What you will do
Transcribe all the records exactly and omit any images they hold.

Dataset records
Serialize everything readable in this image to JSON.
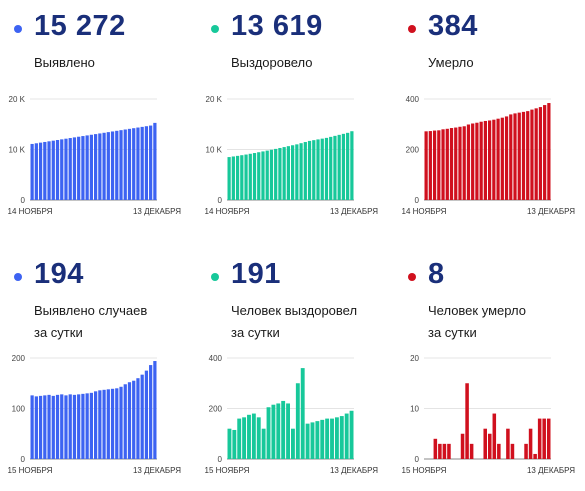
{
  "panels": [
    {
      "value": "15 272",
      "label": "Выявлено",
      "color": "#3d63f2",
      "chart_data": {
        "type": "bar",
        "ylim": [
          0,
          20000
        ],
        "yticks": [
          {
            "v": 0,
            "t": "0"
          },
          {
            "v": 10000,
            "t": "10 K"
          },
          {
            "v": 20000,
            "t": "20 K"
          }
        ],
        "x_start_label": "14 НОЯБРЯ",
        "x_end_label": "13 ДЕКАБРЯ",
        "values": [
          11100,
          11230,
          11360,
          11490,
          11620,
          11750,
          11880,
          12010,
          12140,
          12270,
          12400,
          12530,
          12660,
          12790,
          12920,
          13050,
          13180,
          13310,
          13440,
          13570,
          13700,
          13830,
          13960,
          14090,
          14220,
          14350,
          14480,
          14610,
          14740,
          15272
        ]
      }
    },
    {
      "value": "13 619",
      "label": "Выздоровело",
      "color": "#17c89a",
      "chart_data": {
        "type": "bar",
        "ylim": [
          0,
          20000
        ],
        "yticks": [
          {
            "v": 0,
            "t": "0"
          },
          {
            "v": 10000,
            "t": "10 K"
          },
          {
            "v": 20000,
            "t": "20 K"
          }
        ],
        "x_start_label": "14 НОЯБРЯ",
        "x_end_label": "13 ДЕКАБРЯ",
        "values": [
          8500,
          8620,
          8740,
          8870,
          9000,
          9150,
          9300,
          9460,
          9620,
          9780,
          9950,
          10120,
          10300,
          10480,
          10660,
          10840,
          11020,
          11250,
          11480,
          11700,
          11850,
          12000,
          12150,
          12300,
          12500,
          12700,
          12900,
          13100,
          13300,
          13619
        ]
      }
    },
    {
      "value": "384",
      "label": "Умерло",
      "color": "#d0101e",
      "chart_data": {
        "type": "bar",
        "ylim": [
          0,
          400
        ],
        "yticks": [
          {
            "v": 0,
            "t": "0"
          },
          {
            "v": 200,
            "t": "200"
          },
          {
            "v": 400,
            "t": "400"
          }
        ],
        "x_start_label": "14 НОЯБРЯ",
        "x_end_label": "13 ДЕКАБРЯ",
        "values": [
          272,
          273,
          275,
          276,
          280,
          282,
          285,
          287,
          290,
          292,
          299,
          303,
          306,
          310,
          313,
          315,
          318,
          322,
          326,
          331,
          339,
          343,
          346,
          349,
          352,
          358,
          363,
          368,
          376,
          384
        ]
      }
    },
    {
      "value": "194",
      "label": "Выявлено случаев\nза сутки",
      "color": "#3d63f2",
      "chart_data": {
        "type": "bar",
        "ylim": [
          0,
          200
        ],
        "yticks": [
          {
            "v": 0,
            "t": "0"
          },
          {
            "v": 100,
            "t": "100"
          },
          {
            "v": 200,
            "t": "200"
          }
        ],
        "x_start_label": "15 НОЯБРЯ",
        "x_end_label": "13 ДЕКАБРЯ",
        "values": [
          126,
          124,
          125,
          126,
          127,
          125,
          127,
          128,
          126,
          128,
          127,
          128,
          129,
          130,
          131,
          134,
          136,
          137,
          138,
          139,
          140,
          143,
          148,
          152,
          155,
          160,
          167,
          175,
          186,
          194
        ]
      }
    },
    {
      "value": "191",
      "label": "Человек выздоровел\nза сутки",
      "color": "#17c89a",
      "chart_data": {
        "type": "bar",
        "ylim": [
          0,
          400
        ],
        "yticks": [
          {
            "v": 0,
            "t": "0"
          },
          {
            "v": 200,
            "t": "200"
          },
          {
            "v": 400,
            "t": "400"
          }
        ],
        "x_start_label": "15 НОЯБРЯ",
        "x_end_label": "13 ДЕКАБРЯ",
        "values": [
          120,
          115,
          160,
          165,
          175,
          180,
          165,
          120,
          205,
          215,
          220,
          230,
          220,
          120,
          300,
          360,
          140,
          145,
          150,
          155,
          160,
          160,
          165,
          170,
          180,
          191
        ]
      }
    },
    {
      "value": "8",
      "label": "Человек умерло\nза сутки",
      "color": "#d0101e",
      "chart_data": {
        "type": "bar",
        "ylim": [
          0,
          20
        ],
        "yticks": [
          {
            "v": 0,
            "t": "0"
          },
          {
            "v": 10,
            "t": "10"
          },
          {
            "v": 20,
            "t": "20"
          }
        ],
        "x_start_label": "15 НОЯБРЯ",
        "x_end_label": "13 ДЕКАБРЯ",
        "values": [
          0,
          0,
          4,
          3,
          3,
          3,
          0,
          0,
          5,
          15,
          3,
          0,
          0,
          6,
          5,
          9,
          3,
          0,
          6,
          3,
          0,
          0,
          3,
          6,
          1,
          8,
          8,
          8
        ]
      }
    }
  ]
}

Exercise answer
Serialize everything readable in this image to JSON.
{
  "panels": [
    {
      "value": "15 272",
      "label": "Выявлено",
      "color": "#3d63f2",
      "chart_data": {
        "type": "bar",
        "ylim": [
          0,
          20000
        ],
        "yticks": [
          {
            "v": 0,
            "t": "0"
          },
          {
            "v": 10000,
            "t": "10 K"
          },
          {
            "v": 20000,
            "t": "20 K"
          }
        ],
        "x_start_label": "14 НОЯБРЯ",
        "x_end_label": "13 ДЕКАБРЯ",
        "values": [
          11100,
          11230,
          11360,
          11490,
          11620,
          11750,
          11880,
          12010,
          12140,
          12270,
          12400,
          12530,
          12660,
          12790,
          12920,
          13050,
          13180,
          13310,
          13440,
          13570,
          13700,
          13830,
          13960,
          14090,
          14220,
          14350,
          14480,
          14610,
          14740,
          15272
        ]
      }
    },
    {
      "value": "13 619",
      "label": "Выздоровело",
      "color": "#17c89a",
      "chart_data": {
        "type": "bar",
        "ylim": [
          0,
          20000
        ],
        "yticks": [
          {
            "v": 0,
            "t": "0"
          },
          {
            "v": 10000,
            "t": "10 K"
          },
          {
            "v": 20000,
            "t": "20 K"
          }
        ],
        "x_start_label": "14 НОЯБРЯ",
        "x_end_label": "13 ДЕКАБРЯ",
        "values": [
          8500,
          8620,
          8740,
          8870,
          9000,
          9150,
          9300,
          9460,
          9620,
          9780,
          9950,
          10120,
          10300,
          10480,
          10660,
          10840,
          11020,
          11250,
          11480,
          11700,
          11850,
          12000,
          12150,
          12300,
          12500,
          12700,
          12900,
          13100,
          13300,
          13619
        ]
      }
    },
    {
      "value": "384",
      "label": "Умерло",
      "color": "#d0101e",
      "chart_data": {
        "type": "bar",
        "ylim": [
          0,
          400
        ],
        "yticks": [
          {
            "v": 0,
            "t": "0"
          },
          {
            "v": 200,
            "t": "200"
          },
          {
            "v": 400,
            "t": "400"
          }
        ],
        "x_start_label": "14 НОЯБРЯ",
        "x_end_label": "13 ДЕКАБРЯ",
        "values": [
          272,
          273,
          275,
          276,
          280,
          282,
          285,
          287,
          290,
          292,
          299,
          303,
          306,
          310,
          313,
          315,
          318,
          322,
          326,
          331,
          339,
          343,
          346,
          349,
          352,
          358,
          363,
          368,
          376,
          384
        ]
      }
    },
    {
      "value": "194",
      "label": "Выявлено случаев\nза сутки",
      "color": "#3d63f2",
      "chart_data": {
        "type": "bar",
        "ylim": [
          0,
          200
        ],
        "yticks": [
          {
            "v": 0,
            "t": "0"
          },
          {
            "v": 100,
            "t": "100"
          },
          {
            "v": 200,
            "t": "200"
          }
        ],
        "x_start_label": "15 НОЯБРЯ",
        "x_end_label": "13 ДЕКАБРЯ",
        "values": [
          126,
          124,
          125,
          126,
          127,
          125,
          127,
          128,
          126,
          128,
          127,
          128,
          129,
          130,
          131,
          134,
          136,
          137,
          138,
          139,
          140,
          143,
          148,
          152,
          155,
          160,
          167,
          175,
          186,
          194
        ]
      }
    },
    {
      "value": "191",
      "label": "Человек выздоровел\nза сутки",
      "color": "#17c89a",
      "chart_data": {
        "type": "bar",
        "ylim": [
          0,
          400
        ],
        "yticks": [
          {
            "v": 0,
            "t": "0"
          },
          {
            "v": 200,
            "t": "200"
          },
          {
            "v": 400,
            "t": "400"
          }
        ],
        "x_start_label": "15 НОЯБРЯ",
        "x_end_label": "13 ДЕКАБРЯ",
        "values": [
          120,
          115,
          160,
          165,
          175,
          180,
          165,
          120,
          205,
          215,
          220,
          230,
          220,
          120,
          300,
          360,
          140,
          145,
          150,
          155,
          160,
          160,
          165,
          170,
          180,
          191
        ]
      }
    },
    {
      "value": "8",
      "label": "Человек умерло\nза сутки",
      "color": "#d0101e",
      "chart_data": {
        "type": "bar",
        "ylim": [
          0,
          20
        ],
        "yticks": [
          {
            "v": 0,
            "t": "0"
          },
          {
            "v": 10,
            "t": "10"
          },
          {
            "v": 20,
            "t": "20"
          }
        ],
        "x_start_label": "15 НОЯБРЯ",
        "x_end_label": "13 ДЕКАБРЯ",
        "values": [
          0,
          0,
          4,
          3,
          3,
          3,
          0,
          0,
          5,
          15,
          3,
          0,
          0,
          6,
          5,
          9,
          3,
          0,
          6,
          3,
          0,
          0,
          3,
          6,
          1,
          8,
          8,
          8
        ]
      }
    }
  ]
}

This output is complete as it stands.